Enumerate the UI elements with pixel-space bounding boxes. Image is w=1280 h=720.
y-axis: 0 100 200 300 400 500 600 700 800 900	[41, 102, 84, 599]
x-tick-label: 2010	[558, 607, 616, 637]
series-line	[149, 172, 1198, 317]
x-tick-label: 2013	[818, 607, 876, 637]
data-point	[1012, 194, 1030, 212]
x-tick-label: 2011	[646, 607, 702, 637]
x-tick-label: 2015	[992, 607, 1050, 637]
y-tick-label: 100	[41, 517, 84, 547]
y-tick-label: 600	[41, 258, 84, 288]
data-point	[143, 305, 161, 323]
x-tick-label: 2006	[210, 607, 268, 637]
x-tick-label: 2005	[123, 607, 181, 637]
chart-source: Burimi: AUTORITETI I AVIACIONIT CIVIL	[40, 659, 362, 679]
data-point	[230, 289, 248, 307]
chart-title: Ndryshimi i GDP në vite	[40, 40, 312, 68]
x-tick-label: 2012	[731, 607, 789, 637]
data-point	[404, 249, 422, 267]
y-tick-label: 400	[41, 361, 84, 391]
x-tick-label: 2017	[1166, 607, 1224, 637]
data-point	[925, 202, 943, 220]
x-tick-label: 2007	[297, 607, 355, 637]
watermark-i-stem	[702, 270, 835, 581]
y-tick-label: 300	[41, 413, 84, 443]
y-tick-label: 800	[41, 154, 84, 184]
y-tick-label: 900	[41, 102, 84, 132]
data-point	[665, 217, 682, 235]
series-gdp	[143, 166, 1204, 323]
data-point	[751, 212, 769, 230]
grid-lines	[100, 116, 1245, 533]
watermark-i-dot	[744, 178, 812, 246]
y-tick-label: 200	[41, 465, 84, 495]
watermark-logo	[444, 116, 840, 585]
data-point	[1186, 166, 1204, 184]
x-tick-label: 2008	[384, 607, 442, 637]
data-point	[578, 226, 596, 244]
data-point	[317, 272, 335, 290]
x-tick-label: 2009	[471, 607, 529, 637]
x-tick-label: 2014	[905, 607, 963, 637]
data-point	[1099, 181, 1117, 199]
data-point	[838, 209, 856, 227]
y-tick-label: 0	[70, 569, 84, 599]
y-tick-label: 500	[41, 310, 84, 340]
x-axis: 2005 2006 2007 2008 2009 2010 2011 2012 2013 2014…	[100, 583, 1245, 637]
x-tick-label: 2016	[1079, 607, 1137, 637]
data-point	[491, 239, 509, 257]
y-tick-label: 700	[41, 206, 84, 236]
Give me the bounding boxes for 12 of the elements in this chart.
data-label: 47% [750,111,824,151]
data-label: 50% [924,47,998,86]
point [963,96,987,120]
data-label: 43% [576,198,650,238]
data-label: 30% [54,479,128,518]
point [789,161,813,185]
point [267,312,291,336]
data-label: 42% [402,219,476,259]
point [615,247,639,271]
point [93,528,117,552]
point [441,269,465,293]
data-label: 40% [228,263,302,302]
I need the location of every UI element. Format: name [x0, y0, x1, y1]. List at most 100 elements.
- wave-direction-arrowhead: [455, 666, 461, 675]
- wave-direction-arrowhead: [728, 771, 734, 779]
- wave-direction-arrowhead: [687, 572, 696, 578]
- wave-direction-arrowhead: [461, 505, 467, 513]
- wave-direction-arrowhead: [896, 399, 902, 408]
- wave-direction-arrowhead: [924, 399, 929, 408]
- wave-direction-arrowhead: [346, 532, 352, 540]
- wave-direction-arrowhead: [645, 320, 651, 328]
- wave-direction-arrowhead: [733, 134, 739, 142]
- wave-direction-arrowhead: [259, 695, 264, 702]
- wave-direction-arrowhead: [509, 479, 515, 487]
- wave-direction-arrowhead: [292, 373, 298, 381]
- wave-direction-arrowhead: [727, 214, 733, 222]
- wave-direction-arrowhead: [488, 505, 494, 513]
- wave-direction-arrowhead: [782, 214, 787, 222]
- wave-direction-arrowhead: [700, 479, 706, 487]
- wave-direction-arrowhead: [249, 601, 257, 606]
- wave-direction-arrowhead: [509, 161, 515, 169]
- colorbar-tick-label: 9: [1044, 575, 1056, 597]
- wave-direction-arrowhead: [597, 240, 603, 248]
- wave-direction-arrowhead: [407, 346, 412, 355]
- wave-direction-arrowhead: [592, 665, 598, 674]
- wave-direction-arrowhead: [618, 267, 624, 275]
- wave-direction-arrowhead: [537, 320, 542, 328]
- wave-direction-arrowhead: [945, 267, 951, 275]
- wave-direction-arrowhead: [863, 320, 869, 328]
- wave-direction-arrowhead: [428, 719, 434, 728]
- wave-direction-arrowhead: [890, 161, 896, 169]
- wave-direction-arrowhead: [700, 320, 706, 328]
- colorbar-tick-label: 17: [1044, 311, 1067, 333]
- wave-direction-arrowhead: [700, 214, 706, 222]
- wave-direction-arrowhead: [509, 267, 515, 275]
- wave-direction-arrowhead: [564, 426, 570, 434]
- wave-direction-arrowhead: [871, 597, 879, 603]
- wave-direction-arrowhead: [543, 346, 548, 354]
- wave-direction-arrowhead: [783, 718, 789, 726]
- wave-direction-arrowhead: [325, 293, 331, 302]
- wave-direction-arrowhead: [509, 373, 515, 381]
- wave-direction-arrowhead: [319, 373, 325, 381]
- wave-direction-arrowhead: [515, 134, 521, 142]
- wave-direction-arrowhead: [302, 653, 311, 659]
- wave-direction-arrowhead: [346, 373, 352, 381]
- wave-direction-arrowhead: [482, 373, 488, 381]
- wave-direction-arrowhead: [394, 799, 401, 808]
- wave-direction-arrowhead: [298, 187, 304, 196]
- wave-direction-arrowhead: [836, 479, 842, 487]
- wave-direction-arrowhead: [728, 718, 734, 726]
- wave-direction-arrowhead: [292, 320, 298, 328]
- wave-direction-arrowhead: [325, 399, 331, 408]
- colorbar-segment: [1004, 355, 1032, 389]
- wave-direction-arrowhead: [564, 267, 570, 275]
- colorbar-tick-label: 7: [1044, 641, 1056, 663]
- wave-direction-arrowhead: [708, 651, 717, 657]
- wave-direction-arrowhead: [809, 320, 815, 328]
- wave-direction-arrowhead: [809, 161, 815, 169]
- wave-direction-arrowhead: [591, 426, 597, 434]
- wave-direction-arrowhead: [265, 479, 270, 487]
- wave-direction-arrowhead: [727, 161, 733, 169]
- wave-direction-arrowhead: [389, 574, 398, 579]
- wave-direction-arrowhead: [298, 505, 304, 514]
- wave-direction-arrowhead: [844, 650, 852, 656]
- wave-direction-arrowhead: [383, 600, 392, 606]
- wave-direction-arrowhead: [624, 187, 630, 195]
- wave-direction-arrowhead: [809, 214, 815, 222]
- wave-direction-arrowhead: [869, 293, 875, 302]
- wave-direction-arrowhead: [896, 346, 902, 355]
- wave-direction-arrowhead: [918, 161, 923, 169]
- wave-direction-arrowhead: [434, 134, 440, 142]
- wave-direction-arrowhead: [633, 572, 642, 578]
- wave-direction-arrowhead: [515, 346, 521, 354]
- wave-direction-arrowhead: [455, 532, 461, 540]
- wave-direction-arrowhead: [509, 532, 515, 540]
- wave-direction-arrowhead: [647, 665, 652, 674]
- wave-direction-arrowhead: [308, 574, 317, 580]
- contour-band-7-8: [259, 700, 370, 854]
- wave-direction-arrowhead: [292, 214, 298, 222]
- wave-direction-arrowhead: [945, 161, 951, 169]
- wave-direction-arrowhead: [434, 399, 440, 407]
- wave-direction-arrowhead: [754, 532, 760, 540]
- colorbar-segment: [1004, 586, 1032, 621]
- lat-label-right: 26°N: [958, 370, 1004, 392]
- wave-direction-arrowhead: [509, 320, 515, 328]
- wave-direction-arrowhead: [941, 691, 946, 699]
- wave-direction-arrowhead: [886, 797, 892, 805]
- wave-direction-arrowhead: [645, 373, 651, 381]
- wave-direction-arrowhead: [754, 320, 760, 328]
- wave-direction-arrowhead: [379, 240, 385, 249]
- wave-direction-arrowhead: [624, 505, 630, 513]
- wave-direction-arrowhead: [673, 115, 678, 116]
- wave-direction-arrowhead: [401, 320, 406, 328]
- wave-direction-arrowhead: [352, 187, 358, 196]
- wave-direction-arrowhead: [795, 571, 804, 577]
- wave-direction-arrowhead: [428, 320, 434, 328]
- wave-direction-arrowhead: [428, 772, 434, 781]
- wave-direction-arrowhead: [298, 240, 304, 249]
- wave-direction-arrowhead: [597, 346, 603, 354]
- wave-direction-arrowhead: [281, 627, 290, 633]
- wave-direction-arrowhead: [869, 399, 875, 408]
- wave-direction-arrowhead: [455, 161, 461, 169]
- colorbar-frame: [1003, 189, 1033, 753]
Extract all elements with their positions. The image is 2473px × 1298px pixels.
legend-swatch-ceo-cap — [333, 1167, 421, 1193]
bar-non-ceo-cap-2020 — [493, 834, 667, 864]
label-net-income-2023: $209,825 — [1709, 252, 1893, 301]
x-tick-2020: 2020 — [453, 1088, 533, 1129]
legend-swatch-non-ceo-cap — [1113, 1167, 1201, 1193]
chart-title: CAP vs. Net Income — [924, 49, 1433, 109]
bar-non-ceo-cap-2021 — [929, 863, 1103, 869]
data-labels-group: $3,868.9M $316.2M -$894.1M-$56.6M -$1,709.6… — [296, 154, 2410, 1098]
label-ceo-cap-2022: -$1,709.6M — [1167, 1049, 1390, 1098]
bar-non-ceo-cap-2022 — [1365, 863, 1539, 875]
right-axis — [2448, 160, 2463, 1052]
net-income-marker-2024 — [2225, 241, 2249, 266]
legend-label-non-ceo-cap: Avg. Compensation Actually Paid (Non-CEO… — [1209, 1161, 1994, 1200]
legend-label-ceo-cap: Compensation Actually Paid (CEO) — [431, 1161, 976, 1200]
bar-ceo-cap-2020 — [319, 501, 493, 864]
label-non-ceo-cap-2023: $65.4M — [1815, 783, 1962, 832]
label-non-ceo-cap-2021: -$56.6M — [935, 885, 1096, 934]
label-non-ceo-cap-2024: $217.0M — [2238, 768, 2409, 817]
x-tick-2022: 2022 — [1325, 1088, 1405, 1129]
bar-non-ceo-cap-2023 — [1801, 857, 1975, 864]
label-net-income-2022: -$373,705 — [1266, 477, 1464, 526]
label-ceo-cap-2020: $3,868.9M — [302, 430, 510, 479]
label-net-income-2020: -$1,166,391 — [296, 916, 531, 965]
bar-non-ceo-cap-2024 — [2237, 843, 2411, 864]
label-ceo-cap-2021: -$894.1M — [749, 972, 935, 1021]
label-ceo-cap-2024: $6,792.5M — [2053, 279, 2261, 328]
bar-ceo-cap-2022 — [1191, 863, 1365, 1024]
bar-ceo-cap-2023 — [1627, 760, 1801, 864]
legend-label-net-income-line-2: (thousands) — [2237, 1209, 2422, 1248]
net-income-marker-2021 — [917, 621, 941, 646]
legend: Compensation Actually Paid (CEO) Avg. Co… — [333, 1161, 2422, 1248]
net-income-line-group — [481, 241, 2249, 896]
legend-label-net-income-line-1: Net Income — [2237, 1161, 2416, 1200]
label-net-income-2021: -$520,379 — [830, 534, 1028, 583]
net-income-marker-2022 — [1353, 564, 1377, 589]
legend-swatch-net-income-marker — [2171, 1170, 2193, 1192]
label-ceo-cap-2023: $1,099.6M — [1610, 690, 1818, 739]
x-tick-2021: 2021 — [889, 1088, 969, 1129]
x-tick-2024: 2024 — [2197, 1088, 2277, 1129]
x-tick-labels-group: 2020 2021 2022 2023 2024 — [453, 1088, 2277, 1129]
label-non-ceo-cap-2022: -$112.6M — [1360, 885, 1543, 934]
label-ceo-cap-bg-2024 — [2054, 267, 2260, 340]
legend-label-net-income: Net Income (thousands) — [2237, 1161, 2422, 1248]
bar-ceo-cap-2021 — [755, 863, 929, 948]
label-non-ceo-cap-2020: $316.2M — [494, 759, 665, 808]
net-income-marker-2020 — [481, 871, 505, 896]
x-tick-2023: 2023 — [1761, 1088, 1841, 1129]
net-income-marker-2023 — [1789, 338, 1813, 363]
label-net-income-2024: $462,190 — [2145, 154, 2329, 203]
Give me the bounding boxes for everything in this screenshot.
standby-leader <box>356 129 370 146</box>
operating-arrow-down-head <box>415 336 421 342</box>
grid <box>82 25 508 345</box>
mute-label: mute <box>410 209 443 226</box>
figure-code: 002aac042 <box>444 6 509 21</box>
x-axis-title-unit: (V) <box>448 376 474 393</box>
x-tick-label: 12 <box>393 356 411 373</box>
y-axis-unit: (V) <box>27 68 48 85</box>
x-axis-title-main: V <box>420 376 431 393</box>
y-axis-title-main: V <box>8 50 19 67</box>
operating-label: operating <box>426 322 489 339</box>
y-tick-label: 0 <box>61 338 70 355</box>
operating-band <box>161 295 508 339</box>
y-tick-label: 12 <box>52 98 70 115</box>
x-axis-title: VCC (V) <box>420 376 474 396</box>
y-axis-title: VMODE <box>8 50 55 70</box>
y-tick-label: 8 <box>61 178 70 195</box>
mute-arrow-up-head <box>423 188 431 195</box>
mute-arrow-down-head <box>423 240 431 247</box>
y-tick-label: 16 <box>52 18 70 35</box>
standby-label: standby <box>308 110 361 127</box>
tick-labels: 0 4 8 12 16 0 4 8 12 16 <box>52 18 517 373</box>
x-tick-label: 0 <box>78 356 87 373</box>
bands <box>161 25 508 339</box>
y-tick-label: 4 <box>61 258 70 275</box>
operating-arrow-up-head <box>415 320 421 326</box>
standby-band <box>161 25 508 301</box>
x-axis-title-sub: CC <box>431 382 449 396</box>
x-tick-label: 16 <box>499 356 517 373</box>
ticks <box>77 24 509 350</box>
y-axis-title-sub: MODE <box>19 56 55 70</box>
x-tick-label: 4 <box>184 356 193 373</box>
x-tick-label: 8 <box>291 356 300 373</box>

--------------------------------------------------

[Task objective]
Collect every line in the records above that contains the string "legend", treating uppercase and lowercase letters as distinct.

[Solution]
legend-swatch-ceo-cap — [333, 1167, 421, 1193]
legend-swatch-non-ceo-cap — [1113, 1167, 1201, 1193]
legend-label-non-ceo-cap: Avg. Compensation Actually Paid (Non-CEO… — [1209, 1161, 1994, 1200]
legend-label-ceo-cap: Compensation Actually Paid (CEO) — [431, 1161, 976, 1200]
legend-label-net-income-line-2: (thousands) — [2237, 1209, 2422, 1248]
legend: Compensation Actually Paid (CEO) Avg. Co… — [333, 1161, 2422, 1248]
legend-label-net-income-line-1: Net Income — [2237, 1161, 2416, 1200]
legend-swatch-net-income-marker — [2171, 1170, 2193, 1192]
legend-label-net-income: Net Income (thousands) — [2237, 1161, 2422, 1248]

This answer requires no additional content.